## What you need to do
Return only the count of lines in which the word "this" appears.

## Dataset entries
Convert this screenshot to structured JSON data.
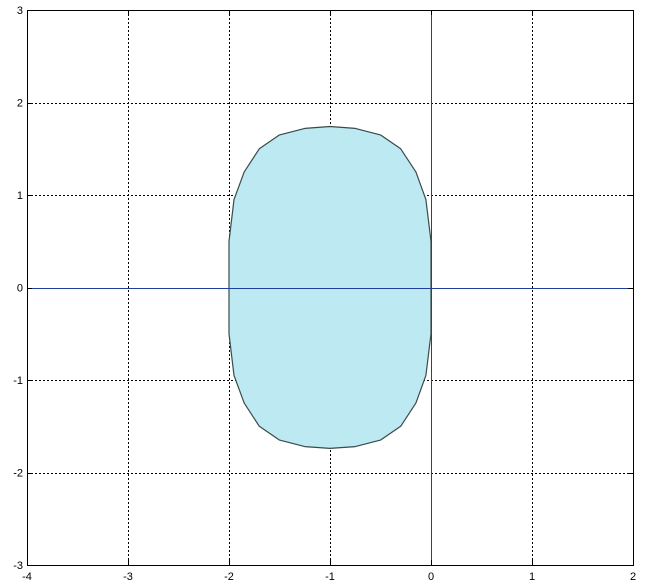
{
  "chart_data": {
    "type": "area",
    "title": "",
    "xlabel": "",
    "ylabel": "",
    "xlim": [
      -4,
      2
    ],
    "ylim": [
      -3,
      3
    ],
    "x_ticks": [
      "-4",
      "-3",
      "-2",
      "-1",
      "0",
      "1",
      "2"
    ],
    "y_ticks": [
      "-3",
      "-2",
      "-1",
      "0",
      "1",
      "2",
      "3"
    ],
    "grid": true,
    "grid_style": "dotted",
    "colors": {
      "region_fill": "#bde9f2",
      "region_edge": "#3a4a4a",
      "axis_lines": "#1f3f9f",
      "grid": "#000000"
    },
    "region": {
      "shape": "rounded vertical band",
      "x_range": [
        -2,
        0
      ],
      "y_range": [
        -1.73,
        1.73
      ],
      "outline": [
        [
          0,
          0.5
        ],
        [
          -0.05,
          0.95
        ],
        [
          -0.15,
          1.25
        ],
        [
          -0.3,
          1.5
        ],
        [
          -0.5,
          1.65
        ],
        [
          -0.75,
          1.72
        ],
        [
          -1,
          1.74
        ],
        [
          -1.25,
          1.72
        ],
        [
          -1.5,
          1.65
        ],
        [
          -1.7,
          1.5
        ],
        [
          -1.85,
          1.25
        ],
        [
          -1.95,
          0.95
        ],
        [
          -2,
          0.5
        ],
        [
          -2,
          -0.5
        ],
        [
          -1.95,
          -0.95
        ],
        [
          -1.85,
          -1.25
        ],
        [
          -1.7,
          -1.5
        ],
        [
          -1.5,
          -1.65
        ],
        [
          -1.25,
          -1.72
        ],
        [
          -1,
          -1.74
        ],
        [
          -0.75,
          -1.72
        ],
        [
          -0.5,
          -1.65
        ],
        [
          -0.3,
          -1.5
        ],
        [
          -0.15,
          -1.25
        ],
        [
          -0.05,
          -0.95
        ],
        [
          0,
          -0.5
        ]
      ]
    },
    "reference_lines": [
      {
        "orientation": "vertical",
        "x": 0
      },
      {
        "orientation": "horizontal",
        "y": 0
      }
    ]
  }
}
--
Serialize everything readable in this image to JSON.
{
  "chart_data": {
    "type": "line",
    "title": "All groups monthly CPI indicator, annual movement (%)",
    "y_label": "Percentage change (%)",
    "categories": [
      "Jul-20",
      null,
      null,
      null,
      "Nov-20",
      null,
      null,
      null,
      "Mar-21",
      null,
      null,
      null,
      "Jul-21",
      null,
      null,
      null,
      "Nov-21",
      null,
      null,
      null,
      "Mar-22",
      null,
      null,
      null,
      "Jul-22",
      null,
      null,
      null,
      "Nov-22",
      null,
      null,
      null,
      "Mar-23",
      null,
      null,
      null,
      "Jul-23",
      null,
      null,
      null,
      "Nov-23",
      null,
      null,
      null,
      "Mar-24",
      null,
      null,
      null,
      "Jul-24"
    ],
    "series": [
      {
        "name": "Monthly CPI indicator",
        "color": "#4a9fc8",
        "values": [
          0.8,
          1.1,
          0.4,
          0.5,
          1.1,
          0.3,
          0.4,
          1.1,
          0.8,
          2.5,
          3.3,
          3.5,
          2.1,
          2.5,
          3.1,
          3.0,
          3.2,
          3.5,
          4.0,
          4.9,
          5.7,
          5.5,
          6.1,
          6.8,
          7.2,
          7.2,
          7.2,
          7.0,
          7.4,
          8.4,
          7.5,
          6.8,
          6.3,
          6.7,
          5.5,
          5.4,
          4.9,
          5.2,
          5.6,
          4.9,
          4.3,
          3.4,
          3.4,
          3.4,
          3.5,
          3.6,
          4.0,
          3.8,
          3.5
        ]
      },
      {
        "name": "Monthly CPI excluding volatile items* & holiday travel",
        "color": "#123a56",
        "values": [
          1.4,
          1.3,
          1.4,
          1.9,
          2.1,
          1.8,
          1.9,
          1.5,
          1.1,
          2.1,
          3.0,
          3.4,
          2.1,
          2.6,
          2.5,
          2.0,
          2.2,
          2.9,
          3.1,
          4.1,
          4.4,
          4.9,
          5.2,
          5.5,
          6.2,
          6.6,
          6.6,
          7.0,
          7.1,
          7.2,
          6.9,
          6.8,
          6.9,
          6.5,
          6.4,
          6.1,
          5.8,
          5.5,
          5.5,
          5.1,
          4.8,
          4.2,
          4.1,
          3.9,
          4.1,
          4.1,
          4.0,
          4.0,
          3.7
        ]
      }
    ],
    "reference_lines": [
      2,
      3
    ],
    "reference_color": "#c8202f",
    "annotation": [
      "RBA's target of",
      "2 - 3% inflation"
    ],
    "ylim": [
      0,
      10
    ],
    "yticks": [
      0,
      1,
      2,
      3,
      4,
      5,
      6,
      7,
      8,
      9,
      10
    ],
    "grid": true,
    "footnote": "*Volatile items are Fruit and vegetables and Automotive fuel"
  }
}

## Complete output
2